Set exercise
Check every line of the data below for the string "this", and copy the ones that hold it.

Data supplied
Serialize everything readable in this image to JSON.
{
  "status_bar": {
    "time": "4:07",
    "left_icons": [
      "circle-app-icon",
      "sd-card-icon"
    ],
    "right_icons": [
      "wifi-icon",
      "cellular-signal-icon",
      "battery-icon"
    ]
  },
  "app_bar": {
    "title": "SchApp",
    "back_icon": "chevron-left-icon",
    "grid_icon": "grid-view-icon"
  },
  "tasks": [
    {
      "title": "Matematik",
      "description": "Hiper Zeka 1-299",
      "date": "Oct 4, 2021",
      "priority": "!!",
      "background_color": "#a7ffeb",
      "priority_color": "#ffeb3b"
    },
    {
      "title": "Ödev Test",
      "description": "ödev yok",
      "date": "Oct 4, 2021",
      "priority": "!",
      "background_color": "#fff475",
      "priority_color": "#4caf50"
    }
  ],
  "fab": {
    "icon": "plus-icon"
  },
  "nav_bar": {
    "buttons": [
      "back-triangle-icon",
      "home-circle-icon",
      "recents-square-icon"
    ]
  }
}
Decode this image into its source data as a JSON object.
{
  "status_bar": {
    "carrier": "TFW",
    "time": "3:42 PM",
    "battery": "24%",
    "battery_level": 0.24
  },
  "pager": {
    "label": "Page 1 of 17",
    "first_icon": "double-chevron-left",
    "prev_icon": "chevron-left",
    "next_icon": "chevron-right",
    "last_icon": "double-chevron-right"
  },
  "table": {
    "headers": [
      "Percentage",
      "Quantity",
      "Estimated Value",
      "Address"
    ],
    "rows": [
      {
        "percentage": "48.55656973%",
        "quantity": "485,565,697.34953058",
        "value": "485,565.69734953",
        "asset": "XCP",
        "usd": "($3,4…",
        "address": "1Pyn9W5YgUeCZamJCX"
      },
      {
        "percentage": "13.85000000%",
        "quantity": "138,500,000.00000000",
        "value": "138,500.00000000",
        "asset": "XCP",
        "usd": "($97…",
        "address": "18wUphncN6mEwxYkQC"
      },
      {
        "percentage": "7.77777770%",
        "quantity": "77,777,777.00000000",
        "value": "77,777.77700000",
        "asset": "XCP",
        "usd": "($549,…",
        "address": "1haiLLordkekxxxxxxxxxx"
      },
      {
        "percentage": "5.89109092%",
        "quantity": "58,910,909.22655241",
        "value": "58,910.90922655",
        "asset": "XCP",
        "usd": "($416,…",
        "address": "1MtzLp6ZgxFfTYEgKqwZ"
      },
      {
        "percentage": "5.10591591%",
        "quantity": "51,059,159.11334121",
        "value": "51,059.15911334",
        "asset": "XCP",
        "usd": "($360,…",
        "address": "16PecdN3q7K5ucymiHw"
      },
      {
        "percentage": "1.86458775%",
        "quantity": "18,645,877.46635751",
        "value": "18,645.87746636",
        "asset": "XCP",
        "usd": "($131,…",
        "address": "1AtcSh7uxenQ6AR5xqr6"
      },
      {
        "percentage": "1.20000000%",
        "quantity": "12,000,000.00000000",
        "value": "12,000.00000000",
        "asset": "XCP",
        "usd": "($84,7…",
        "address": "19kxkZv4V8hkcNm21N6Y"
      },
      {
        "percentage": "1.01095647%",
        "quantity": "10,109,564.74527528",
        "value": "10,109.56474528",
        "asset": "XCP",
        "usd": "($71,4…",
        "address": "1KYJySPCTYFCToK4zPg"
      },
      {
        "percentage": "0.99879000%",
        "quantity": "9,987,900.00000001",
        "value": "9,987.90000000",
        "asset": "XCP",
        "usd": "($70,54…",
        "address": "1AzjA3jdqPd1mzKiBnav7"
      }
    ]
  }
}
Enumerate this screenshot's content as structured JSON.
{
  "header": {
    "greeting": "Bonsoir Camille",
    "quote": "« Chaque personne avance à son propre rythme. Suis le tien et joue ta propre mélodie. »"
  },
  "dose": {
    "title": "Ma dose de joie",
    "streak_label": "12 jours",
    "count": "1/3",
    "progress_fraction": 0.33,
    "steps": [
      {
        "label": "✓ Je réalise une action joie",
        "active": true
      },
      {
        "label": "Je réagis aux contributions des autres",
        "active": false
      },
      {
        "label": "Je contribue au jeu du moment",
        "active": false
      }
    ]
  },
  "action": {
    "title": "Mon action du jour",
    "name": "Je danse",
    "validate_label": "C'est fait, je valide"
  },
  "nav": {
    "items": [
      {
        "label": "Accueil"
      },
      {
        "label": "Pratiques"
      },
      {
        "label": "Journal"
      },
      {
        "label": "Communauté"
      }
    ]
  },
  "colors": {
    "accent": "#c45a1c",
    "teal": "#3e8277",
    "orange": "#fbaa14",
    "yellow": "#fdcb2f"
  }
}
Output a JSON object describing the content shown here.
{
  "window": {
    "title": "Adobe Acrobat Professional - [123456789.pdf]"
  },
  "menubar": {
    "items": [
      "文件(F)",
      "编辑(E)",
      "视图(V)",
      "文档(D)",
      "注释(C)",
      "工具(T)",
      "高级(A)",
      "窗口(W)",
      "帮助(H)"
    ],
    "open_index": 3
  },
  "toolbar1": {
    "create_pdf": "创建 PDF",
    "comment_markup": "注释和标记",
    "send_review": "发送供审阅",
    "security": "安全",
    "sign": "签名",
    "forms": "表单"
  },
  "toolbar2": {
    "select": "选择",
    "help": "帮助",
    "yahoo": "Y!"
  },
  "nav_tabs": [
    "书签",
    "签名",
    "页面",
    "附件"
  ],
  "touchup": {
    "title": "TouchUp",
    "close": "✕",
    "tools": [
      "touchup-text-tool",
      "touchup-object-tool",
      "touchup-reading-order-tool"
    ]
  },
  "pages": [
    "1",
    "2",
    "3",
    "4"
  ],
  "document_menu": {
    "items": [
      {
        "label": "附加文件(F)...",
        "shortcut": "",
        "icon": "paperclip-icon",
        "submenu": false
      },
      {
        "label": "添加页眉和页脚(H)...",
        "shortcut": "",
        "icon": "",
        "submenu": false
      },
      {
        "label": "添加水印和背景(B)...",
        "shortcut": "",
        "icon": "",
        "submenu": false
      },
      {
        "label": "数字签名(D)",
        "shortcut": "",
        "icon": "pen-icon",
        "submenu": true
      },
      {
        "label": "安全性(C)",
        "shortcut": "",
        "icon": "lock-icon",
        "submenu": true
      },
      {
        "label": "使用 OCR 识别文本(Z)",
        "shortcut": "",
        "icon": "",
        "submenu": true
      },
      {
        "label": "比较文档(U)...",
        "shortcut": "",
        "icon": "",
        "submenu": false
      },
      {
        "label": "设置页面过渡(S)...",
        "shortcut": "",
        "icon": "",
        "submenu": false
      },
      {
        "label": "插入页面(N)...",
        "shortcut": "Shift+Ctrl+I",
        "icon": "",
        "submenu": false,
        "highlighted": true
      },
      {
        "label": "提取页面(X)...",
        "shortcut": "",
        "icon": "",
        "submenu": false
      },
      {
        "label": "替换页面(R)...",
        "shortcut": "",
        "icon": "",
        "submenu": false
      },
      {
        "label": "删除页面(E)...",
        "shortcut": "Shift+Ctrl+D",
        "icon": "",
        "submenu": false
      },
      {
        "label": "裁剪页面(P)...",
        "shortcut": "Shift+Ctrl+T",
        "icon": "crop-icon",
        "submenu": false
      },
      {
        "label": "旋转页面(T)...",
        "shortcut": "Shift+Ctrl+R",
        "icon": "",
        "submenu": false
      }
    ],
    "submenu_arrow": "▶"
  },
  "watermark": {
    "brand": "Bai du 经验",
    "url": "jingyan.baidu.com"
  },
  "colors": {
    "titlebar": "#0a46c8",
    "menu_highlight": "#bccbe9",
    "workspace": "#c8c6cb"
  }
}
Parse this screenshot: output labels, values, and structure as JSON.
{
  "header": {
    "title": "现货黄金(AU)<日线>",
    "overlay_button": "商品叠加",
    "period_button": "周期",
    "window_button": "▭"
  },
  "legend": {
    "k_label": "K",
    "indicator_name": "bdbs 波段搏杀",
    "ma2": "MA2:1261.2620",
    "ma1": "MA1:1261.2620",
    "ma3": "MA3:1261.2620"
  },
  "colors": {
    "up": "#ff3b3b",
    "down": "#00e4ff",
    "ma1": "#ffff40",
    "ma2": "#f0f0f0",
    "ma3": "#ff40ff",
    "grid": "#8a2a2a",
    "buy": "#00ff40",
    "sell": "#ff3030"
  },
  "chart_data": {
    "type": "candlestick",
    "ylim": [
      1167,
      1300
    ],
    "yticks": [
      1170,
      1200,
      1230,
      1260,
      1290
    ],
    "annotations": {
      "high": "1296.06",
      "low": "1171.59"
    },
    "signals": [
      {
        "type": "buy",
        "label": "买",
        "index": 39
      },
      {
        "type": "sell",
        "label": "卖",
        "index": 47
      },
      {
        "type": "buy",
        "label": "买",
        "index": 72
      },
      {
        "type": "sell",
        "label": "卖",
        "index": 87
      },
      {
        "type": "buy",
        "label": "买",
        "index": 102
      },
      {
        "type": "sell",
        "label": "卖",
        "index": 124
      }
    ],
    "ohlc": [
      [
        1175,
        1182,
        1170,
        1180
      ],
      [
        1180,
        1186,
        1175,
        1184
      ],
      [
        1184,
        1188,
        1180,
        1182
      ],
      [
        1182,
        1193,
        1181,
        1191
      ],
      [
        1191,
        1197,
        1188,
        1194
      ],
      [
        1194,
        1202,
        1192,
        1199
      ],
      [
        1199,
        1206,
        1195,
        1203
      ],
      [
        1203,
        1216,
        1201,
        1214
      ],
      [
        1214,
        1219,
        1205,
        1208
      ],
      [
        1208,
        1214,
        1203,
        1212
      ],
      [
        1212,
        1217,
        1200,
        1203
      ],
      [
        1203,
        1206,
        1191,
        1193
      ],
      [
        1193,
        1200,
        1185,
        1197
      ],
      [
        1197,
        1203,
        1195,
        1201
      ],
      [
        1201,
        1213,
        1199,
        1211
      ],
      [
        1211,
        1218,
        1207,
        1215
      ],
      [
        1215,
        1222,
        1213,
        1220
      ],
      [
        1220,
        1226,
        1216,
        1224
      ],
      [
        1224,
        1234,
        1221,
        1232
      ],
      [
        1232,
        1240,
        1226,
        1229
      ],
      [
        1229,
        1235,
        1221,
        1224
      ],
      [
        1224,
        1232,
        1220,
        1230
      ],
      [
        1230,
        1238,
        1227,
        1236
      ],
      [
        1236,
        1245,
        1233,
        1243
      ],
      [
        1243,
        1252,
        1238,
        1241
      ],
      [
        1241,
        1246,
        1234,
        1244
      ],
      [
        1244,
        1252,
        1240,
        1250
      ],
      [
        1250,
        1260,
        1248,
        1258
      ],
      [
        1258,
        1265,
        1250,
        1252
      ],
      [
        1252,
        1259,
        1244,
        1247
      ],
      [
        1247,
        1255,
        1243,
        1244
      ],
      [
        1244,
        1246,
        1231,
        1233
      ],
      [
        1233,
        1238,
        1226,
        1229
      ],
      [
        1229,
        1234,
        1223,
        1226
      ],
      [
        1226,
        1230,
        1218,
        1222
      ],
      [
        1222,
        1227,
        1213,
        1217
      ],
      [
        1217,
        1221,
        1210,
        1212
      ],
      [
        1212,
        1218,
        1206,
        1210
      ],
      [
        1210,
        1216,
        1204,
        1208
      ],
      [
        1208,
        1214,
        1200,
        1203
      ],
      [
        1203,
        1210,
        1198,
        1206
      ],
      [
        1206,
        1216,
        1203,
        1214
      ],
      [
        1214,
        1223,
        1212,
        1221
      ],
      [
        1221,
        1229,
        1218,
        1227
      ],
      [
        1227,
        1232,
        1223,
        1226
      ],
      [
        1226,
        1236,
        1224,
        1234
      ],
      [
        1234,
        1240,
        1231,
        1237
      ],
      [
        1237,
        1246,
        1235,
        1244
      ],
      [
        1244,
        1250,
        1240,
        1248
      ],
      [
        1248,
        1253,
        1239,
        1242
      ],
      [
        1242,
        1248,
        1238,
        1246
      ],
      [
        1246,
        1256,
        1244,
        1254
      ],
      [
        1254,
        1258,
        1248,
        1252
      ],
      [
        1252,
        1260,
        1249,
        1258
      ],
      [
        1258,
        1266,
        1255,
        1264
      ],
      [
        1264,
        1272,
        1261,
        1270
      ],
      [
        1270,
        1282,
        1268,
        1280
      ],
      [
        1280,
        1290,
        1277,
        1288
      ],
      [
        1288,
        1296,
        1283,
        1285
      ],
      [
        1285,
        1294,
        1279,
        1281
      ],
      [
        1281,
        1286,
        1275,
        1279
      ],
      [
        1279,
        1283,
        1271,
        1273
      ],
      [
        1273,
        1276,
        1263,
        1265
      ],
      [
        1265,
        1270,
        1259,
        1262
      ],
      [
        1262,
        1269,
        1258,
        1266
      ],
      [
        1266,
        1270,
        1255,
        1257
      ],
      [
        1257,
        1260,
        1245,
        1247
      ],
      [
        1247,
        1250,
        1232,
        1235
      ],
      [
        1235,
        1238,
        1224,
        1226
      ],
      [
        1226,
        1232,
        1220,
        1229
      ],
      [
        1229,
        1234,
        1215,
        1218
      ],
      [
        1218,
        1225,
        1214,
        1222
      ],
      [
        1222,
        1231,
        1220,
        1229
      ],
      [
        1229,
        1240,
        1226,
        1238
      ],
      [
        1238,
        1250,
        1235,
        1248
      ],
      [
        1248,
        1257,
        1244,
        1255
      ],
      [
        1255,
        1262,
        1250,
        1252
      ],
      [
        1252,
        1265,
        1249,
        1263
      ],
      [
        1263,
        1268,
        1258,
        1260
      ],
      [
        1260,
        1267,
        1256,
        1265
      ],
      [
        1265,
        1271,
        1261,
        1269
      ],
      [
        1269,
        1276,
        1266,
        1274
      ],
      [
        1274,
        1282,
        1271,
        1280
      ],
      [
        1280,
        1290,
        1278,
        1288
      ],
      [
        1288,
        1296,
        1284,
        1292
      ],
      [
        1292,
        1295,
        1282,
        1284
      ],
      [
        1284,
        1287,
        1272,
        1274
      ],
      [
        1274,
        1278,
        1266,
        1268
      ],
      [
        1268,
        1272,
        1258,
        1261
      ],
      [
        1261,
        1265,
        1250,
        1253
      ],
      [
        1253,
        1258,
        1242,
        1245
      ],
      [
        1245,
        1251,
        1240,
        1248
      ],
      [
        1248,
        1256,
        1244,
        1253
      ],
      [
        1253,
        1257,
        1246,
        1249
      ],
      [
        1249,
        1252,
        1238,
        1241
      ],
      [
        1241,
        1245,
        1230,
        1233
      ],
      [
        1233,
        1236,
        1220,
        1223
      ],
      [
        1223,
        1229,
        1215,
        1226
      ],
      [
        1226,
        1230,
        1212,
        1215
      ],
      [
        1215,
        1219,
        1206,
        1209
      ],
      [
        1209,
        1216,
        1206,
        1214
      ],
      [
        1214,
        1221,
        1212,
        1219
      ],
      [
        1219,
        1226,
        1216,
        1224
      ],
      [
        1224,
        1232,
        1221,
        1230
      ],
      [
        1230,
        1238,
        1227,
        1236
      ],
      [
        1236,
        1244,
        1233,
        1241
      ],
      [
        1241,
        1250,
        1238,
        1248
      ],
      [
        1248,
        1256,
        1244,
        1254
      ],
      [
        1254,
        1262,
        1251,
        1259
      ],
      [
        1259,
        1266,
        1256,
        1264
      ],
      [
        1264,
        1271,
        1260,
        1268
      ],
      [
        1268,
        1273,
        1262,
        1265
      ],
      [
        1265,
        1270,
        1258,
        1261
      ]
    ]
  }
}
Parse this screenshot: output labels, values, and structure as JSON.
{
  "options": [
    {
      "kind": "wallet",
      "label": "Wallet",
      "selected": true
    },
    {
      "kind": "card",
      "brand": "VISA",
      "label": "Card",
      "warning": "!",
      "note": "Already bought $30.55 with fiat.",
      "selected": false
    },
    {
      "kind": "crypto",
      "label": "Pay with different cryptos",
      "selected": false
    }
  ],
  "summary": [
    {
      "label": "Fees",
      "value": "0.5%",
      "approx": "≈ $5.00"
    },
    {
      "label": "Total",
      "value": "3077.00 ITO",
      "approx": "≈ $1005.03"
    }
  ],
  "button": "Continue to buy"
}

Correct result
Serialize everything readable in this image to JSON.
Decode this image into its source data as a JSON object.
Enumerate this screenshot's content as structured JSON.
Parse this screenshot: output labels, values, and structure as JSON.
Parse this screenshot: output labels, values, and structure as JSON.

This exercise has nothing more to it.